Goal.
From the data that follows, report how many lines hold the string "medal", giving only the number.
--- begin Raw records ---
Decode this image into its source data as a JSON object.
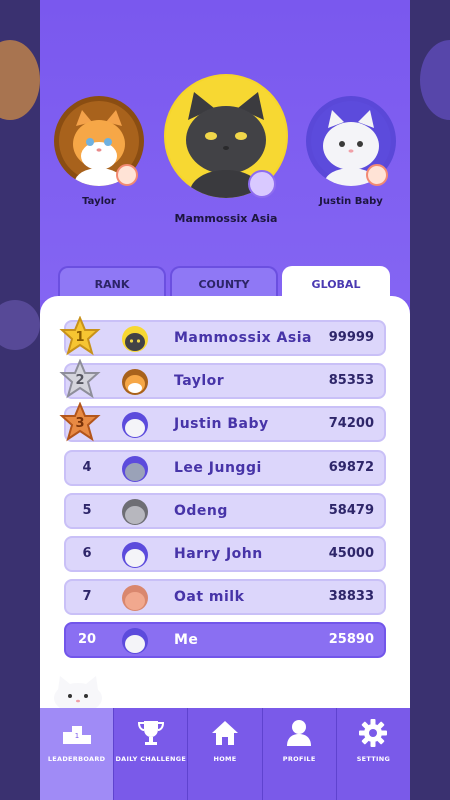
{
  "podium": {
    "first": {
      "name": "Mammossix Asia"
    },
    "second": {
      "name": "Taylor"
    },
    "third": {
      "name": "Justin Baby"
    }
  },
  "tabs": [
    {
      "label": "RANK"
    },
    {
      "label": "COUNTY"
    },
    {
      "label": "GLOBAL",
      "active": true
    }
  ],
  "leaderboard": [
    {
      "rank": "1",
      "name": "Mammossix Asia",
      "score": "99999",
      "medal": "gold"
    },
    {
      "rank": "2",
      "name": "Taylor",
      "score": "85353",
      "medal": "silver"
    },
    {
      "rank": "3",
      "name": "Justin Baby",
      "score": "74200",
      "medal": "bronze"
    },
    {
      "rank": "4",
      "name": "Lee Junggi",
      "score": "69872"
    },
    {
      "rank": "5",
      "name": "Odeng",
      "score": "58479"
    },
    {
      "rank": "6",
      "name": "Harry John",
      "score": "45000"
    },
    {
      "rank": "7",
      "name": "Oat milk",
      "score": "38833"
    },
    {
      "rank": "20",
      "name": "Me",
      "score": "25890",
      "is_me": true
    }
  ],
  "nav": [
    {
      "label": "LEADERBOARD",
      "icon": "podium-icon",
      "active": true
    },
    {
      "label": "DAILY CHALLENGE",
      "icon": "trophy-icon"
    },
    {
      "label": "HOME",
      "icon": "home-icon"
    },
    {
      "label": "PROFILE",
      "icon": "profile-icon"
    },
    {
      "label": "SETTING",
      "icon": "gear-icon"
    }
  ],
  "colors": {
    "primary": "#7e5cef",
    "gold": "#f6c532",
    "silver": "#c9c9d2",
    "bronze": "#e07b3c",
    "row": "#dcd6fb",
    "me_row": "#8a6ff2"
  }
}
--- end Raw records ---
Solved problem.
3